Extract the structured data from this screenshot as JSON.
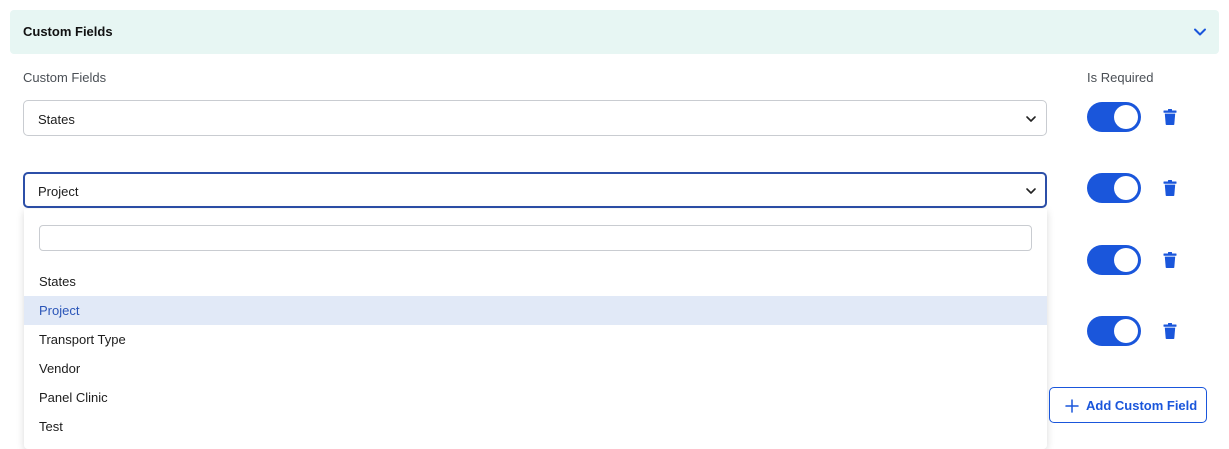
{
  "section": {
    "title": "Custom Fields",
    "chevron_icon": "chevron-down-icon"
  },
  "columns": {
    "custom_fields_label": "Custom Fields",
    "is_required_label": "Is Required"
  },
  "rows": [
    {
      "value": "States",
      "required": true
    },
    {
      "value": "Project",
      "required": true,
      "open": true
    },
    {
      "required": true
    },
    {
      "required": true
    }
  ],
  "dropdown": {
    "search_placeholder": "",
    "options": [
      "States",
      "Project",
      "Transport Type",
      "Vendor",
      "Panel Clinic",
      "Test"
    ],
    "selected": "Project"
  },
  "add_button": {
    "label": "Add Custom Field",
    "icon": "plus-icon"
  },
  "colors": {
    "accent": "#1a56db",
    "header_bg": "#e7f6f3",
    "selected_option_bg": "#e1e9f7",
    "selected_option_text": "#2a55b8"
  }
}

- - - -

What this task involves
Look through the listing and extract every line with "Fields" in it.

Task solution
    "title": "Custom Fields",
    "custom_fields_label": "Custom Fields",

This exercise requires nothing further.